↓↓↓

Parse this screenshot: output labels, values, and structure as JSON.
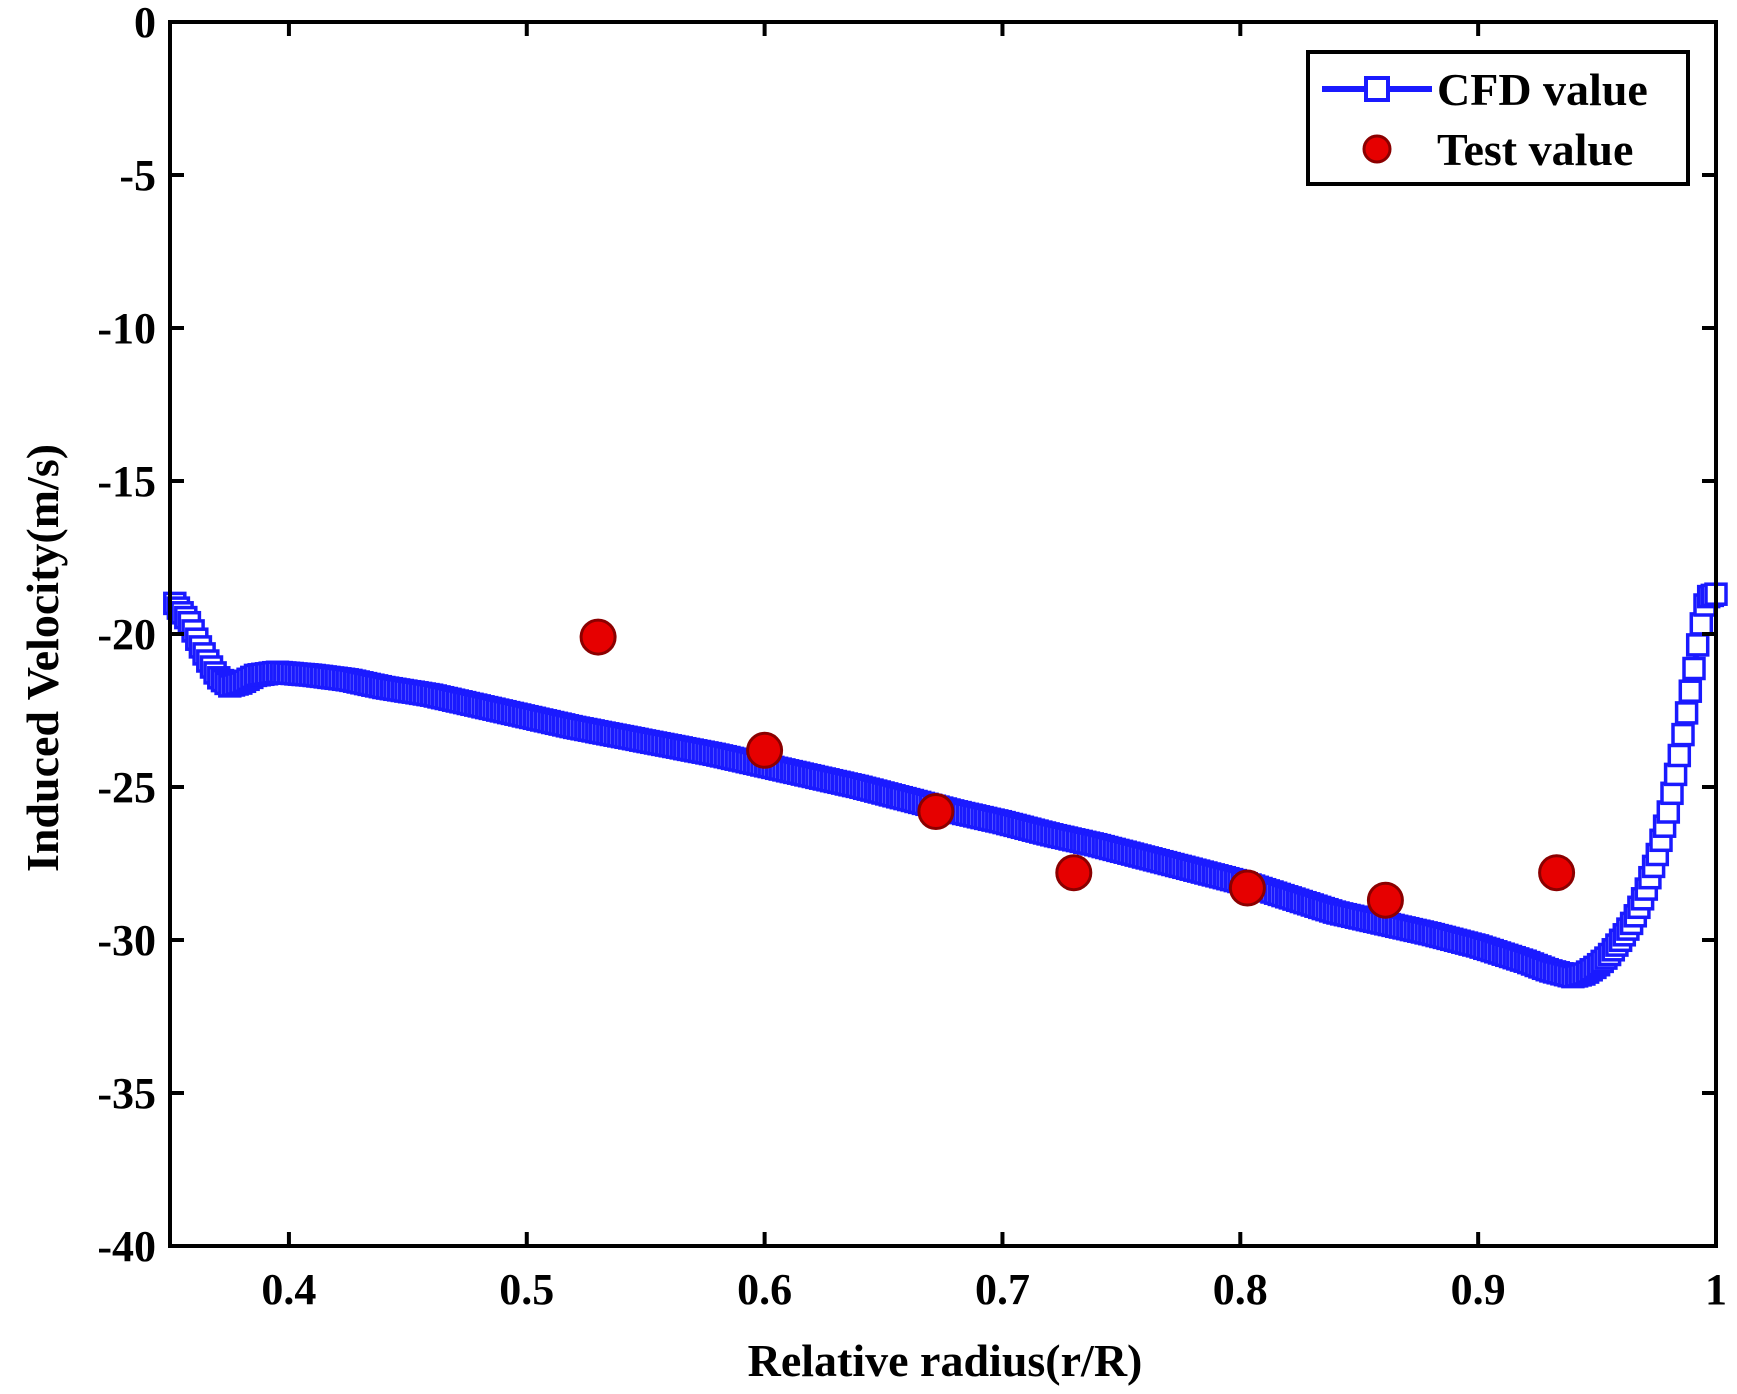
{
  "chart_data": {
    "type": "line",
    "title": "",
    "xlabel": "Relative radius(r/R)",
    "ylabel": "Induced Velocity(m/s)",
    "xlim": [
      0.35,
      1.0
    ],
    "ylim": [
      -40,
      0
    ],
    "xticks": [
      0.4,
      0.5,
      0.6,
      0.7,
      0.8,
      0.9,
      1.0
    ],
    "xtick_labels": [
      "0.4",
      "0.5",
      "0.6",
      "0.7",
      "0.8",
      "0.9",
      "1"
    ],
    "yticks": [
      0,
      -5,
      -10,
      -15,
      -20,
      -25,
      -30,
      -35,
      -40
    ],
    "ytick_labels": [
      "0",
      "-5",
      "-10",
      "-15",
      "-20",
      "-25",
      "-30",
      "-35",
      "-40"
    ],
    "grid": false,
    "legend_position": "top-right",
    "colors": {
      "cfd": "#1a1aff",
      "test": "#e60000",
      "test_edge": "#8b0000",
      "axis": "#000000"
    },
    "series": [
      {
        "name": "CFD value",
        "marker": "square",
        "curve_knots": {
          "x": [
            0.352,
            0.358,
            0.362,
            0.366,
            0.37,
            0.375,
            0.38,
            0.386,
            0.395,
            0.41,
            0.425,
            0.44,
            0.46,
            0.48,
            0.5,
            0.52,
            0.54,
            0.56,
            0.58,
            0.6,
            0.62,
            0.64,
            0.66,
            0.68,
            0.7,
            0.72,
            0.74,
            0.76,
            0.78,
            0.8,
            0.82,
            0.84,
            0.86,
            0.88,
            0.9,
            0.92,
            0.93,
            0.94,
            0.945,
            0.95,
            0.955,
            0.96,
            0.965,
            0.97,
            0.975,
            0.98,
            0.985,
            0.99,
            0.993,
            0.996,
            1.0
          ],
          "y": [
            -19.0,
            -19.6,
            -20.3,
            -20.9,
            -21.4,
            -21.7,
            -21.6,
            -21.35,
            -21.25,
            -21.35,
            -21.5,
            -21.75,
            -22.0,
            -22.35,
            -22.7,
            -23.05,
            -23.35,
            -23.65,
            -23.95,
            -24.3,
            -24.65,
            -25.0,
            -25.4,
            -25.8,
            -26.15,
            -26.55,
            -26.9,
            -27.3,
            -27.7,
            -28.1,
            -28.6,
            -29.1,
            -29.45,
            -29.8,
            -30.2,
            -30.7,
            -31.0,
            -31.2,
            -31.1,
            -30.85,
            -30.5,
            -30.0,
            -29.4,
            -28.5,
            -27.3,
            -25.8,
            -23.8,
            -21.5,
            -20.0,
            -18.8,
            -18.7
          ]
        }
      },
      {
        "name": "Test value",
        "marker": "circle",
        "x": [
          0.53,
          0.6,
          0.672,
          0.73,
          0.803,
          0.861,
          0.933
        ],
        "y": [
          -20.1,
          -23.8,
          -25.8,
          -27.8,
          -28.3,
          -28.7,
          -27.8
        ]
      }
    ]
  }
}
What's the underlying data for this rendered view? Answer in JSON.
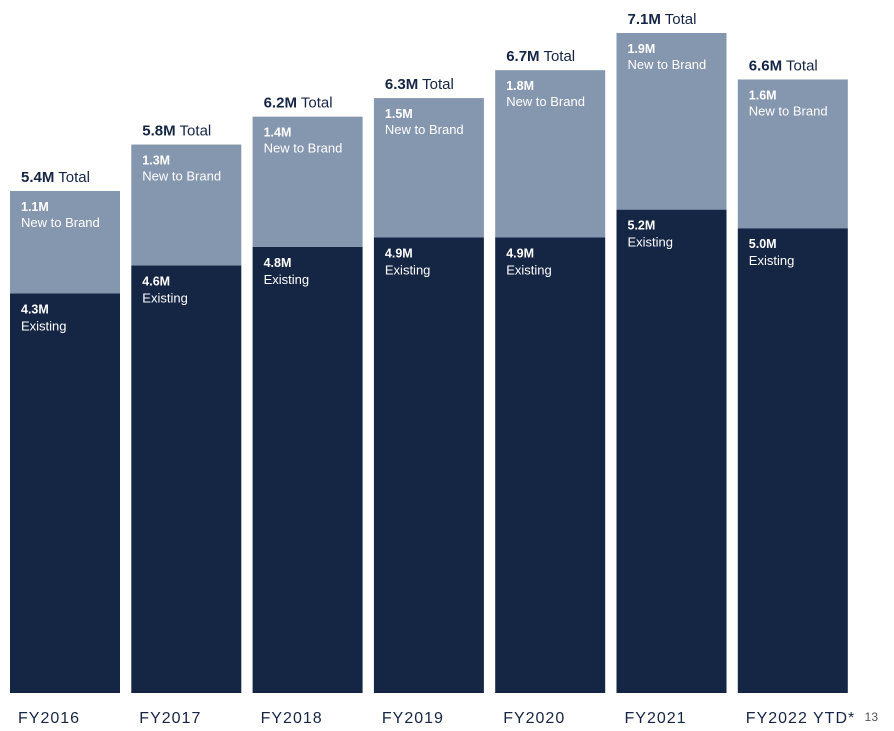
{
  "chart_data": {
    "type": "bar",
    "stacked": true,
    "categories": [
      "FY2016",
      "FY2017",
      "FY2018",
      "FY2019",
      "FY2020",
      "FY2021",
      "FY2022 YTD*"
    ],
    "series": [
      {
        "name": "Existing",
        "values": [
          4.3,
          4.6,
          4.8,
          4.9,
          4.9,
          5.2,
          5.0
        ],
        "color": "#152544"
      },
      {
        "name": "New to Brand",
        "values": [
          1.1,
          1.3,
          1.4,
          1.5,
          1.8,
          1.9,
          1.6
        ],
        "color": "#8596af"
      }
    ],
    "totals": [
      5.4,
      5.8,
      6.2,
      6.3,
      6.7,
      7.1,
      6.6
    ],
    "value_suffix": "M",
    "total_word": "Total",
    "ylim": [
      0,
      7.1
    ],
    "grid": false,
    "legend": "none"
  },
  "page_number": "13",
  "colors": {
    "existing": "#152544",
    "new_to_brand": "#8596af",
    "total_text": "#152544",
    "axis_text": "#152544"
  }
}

↑↑↑

(Your goal)
Above are some records. Count the lines among them with the word "this", and answer with the number only.

(Solution below)
2